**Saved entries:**
• • • • • • •
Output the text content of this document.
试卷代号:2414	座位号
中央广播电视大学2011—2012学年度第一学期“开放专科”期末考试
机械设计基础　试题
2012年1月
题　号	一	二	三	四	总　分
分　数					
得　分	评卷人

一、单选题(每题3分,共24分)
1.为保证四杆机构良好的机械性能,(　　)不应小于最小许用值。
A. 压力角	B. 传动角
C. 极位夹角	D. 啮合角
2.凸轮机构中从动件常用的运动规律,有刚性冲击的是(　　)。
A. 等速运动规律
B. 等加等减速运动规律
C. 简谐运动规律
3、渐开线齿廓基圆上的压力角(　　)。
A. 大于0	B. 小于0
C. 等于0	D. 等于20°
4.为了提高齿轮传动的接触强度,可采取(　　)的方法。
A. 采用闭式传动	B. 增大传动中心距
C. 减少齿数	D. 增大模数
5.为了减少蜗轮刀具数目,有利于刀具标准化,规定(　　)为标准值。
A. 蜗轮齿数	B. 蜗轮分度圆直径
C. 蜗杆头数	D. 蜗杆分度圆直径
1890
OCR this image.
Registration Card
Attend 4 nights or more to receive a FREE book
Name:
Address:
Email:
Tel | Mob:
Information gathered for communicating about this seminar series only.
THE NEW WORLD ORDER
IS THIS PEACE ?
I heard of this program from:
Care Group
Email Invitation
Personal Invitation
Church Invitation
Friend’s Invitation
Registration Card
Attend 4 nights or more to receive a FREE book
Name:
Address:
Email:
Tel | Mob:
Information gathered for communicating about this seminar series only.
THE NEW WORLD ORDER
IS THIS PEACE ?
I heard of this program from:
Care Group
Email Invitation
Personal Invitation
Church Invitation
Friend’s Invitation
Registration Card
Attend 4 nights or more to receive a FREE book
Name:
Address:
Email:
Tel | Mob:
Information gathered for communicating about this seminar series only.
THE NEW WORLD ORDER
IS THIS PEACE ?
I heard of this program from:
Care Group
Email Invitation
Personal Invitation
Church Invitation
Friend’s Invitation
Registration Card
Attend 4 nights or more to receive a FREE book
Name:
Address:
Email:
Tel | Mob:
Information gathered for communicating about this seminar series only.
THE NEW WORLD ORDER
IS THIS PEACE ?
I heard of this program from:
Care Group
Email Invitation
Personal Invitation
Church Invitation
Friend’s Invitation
• • • • • • •
**Do this:**
Copy out exactly the lines running from the line with "OCR this image." to the end of the records, inclusive.

**Worked answer:**
OCR this image.
Registration Card
Attend 4 nights or more to receive a FREE book
Name:
Address:
Email:
Tel | Mob:
Information gathered for communicating about this seminar series only.
THE NEW WORLD ORDER
IS THIS PEACE ?
I heard of this program from:
Care Group
Email Invitation
Personal Invitation
Church Invitation
Friend’s Invitation
Registration Card
Attend 4 nights or more to receive a FREE book
Name:
Address:
Email:
Tel | Mob:
Information gathered for communicating about this seminar series only.
THE NEW WORLD ORDER
IS THIS PEACE ?
I heard of this program from:
Care Group
Email Invitation
Personal Invitation
Church Invitation
Friend’s Invitation
Registration Card
Attend 4 nights or more to receive a FREE book
Name:
Address:
Email:
Tel | Mob:
Information gathered for communicating about this seminar series only.
THE NEW WORLD ORDER
IS THIS PEACE ?
I heard of this program from:
Care Group
Email Invitation
Personal Invitation
Church Invitation
Friend’s Invitation
Registration Card
Attend 4 nights or more to receive a FREE book
Name:
Address:
Email:
Tel | Mob:
Information gathered for communicating about this seminar series only.
THE NEW WORLD ORDER
IS THIS PEACE ?
I heard of this program from:
Care Group
Email Invitation
Personal Invitation
Church Invitation
Friend’s Invitation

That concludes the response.